## Dataset content
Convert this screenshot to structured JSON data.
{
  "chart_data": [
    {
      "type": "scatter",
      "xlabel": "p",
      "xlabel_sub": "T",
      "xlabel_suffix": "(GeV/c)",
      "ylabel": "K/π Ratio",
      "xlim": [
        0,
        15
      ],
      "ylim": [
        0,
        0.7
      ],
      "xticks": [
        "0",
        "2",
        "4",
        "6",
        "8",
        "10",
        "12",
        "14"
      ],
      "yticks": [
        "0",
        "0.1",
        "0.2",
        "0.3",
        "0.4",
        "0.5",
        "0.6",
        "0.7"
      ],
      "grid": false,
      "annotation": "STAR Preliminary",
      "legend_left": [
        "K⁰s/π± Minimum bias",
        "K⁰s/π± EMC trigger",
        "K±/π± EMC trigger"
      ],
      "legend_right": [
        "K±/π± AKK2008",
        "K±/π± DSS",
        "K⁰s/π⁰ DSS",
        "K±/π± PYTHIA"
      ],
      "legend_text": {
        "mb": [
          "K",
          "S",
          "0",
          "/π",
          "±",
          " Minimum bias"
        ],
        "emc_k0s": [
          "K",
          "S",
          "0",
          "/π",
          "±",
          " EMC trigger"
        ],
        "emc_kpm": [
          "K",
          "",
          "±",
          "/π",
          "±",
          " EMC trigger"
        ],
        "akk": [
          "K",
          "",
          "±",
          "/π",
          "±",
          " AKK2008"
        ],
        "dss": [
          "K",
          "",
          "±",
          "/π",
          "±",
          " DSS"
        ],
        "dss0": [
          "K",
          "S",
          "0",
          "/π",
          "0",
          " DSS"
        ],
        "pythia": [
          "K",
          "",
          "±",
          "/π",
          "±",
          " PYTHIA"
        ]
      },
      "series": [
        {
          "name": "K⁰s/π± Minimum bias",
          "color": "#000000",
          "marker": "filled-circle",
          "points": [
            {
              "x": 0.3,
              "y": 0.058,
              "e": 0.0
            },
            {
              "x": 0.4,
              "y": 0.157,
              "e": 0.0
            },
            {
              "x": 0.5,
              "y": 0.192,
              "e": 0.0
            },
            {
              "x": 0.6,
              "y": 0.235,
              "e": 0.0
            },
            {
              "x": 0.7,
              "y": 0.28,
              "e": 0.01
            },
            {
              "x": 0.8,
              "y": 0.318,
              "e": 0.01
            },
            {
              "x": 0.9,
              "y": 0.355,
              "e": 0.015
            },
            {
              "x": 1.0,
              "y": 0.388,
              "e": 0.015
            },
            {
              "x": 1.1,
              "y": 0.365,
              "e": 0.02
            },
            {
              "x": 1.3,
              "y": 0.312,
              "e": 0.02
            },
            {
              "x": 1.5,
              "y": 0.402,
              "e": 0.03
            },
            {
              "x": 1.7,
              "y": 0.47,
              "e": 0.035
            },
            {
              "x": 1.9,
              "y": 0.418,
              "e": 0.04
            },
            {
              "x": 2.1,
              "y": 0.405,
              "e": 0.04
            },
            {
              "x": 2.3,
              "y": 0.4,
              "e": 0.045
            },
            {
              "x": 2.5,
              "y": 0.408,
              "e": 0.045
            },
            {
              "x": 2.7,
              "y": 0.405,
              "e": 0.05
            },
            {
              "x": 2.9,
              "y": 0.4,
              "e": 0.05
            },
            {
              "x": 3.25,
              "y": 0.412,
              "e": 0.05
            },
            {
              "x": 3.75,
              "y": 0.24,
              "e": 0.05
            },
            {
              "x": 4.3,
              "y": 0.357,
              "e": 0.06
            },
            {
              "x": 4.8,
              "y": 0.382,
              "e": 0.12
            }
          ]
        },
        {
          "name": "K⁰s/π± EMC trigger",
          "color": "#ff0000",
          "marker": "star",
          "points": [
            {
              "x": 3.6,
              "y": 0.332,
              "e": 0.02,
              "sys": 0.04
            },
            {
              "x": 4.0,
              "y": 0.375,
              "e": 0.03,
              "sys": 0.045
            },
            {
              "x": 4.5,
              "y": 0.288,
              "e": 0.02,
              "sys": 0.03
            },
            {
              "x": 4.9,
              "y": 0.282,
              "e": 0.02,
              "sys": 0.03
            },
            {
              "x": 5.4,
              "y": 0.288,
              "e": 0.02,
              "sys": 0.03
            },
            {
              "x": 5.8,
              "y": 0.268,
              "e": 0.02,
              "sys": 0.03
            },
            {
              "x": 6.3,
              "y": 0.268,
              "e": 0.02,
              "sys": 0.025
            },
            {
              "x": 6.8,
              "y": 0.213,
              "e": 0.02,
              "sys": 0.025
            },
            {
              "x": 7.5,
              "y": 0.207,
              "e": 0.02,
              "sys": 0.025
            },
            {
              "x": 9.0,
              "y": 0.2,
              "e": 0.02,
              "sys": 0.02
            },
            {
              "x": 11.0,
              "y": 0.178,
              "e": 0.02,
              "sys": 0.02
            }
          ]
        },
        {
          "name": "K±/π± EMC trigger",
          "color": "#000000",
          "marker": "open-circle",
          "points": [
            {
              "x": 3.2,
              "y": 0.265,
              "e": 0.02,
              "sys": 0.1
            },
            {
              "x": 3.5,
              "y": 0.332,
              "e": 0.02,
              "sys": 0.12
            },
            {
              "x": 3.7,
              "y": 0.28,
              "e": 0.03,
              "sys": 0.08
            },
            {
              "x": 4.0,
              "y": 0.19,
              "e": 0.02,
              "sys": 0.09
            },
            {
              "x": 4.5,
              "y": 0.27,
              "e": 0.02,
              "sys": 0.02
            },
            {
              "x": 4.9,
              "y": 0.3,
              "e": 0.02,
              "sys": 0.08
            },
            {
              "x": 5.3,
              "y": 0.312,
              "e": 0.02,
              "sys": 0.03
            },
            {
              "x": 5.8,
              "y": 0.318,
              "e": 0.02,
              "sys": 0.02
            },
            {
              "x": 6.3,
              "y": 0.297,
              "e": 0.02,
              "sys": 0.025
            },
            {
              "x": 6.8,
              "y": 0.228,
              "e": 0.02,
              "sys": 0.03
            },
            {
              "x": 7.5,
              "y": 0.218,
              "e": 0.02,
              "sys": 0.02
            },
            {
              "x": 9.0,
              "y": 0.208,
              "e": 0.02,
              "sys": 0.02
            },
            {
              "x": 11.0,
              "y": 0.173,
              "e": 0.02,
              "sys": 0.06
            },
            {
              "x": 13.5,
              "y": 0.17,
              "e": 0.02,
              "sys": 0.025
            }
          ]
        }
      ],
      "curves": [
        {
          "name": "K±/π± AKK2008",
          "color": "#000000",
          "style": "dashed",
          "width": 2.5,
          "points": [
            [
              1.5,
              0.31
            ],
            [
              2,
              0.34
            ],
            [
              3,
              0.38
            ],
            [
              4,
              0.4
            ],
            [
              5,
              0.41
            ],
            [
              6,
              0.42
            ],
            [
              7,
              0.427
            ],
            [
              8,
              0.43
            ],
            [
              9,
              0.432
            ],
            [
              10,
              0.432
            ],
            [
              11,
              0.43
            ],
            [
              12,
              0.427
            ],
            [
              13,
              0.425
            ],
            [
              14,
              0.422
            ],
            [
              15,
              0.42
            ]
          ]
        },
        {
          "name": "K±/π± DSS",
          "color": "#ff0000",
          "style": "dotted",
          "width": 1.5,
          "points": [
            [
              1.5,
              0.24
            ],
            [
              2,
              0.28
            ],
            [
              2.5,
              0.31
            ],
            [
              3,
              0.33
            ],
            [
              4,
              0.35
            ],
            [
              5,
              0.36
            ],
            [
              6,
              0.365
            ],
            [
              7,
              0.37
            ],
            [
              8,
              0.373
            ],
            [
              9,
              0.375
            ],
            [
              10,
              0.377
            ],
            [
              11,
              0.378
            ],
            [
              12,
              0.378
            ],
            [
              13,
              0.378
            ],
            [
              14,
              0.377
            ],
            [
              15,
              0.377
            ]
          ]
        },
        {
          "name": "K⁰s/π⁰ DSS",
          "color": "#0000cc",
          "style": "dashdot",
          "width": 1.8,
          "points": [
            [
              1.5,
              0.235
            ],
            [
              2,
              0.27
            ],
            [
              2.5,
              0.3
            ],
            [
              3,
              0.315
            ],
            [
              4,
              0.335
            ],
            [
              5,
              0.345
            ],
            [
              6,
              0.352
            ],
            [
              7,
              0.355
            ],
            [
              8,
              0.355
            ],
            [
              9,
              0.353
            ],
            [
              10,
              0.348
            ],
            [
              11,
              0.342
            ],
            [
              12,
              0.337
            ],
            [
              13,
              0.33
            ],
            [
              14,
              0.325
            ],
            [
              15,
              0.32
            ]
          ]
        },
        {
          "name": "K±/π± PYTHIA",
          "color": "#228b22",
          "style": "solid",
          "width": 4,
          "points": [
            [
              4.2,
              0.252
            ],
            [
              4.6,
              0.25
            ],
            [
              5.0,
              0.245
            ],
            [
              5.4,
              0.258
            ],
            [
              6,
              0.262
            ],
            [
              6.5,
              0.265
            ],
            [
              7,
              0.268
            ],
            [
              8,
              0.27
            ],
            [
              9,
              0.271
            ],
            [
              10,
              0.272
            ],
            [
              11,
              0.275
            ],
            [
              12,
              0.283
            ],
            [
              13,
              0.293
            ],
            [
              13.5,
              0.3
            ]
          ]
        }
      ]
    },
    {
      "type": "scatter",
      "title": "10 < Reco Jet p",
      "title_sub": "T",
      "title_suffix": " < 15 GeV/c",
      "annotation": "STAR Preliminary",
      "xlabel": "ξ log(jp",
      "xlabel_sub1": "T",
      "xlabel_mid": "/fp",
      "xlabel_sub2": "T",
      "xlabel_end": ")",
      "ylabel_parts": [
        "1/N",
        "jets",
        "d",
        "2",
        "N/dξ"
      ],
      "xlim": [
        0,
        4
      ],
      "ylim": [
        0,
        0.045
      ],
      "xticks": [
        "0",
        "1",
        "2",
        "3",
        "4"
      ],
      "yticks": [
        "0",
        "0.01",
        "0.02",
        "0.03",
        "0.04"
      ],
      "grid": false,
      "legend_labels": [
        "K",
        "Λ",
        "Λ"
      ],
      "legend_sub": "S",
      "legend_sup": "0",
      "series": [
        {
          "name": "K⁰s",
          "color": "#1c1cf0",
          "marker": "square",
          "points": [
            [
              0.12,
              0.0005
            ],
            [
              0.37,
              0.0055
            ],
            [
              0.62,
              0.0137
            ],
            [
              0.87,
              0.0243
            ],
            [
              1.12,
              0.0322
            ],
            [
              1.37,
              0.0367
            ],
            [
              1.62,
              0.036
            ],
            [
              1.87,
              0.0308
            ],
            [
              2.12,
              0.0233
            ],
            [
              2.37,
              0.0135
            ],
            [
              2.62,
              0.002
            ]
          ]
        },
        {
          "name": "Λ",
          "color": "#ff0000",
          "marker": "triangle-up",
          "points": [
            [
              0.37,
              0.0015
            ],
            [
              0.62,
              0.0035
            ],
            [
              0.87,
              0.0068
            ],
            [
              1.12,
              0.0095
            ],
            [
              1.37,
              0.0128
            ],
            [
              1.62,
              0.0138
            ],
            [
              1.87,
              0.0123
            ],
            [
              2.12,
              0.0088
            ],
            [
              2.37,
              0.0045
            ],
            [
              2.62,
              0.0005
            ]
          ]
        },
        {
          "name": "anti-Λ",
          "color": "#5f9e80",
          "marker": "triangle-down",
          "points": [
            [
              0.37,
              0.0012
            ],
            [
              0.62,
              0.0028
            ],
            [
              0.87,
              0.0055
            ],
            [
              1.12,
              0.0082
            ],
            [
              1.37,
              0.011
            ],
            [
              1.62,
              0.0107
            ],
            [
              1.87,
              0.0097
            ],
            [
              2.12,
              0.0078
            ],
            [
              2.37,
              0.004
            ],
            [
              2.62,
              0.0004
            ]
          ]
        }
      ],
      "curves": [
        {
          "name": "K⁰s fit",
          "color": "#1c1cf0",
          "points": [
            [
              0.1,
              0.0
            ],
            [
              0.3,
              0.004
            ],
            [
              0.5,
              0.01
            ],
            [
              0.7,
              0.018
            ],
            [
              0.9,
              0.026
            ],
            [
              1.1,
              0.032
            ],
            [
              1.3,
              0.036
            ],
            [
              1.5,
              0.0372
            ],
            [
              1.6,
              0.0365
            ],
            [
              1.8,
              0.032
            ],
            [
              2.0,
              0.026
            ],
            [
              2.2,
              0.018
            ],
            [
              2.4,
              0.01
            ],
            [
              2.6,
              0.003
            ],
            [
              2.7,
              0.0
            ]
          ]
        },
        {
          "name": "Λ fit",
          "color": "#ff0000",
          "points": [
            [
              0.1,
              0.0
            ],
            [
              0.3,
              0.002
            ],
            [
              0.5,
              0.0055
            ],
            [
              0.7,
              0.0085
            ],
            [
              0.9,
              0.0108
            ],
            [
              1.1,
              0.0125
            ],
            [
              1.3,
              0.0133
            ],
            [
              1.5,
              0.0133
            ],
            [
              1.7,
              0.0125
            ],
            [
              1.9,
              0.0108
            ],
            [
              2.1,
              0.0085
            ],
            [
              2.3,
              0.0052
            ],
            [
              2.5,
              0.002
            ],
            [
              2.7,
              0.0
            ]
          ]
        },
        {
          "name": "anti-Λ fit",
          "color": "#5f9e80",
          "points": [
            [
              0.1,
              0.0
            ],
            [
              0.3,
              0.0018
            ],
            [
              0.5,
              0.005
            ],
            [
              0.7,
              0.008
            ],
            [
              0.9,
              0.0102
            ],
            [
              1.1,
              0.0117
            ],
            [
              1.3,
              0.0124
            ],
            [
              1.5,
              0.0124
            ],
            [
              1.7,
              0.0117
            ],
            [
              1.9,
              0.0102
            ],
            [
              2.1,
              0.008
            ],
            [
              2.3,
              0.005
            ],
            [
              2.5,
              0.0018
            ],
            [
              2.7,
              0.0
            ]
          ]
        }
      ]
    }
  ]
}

## Requirements
Report every line in the data above in which the word "style" appears.

## Full output
          "style": "dashed",
          "style": "dotted",
          "style": "dashdot",
          "style": "solid",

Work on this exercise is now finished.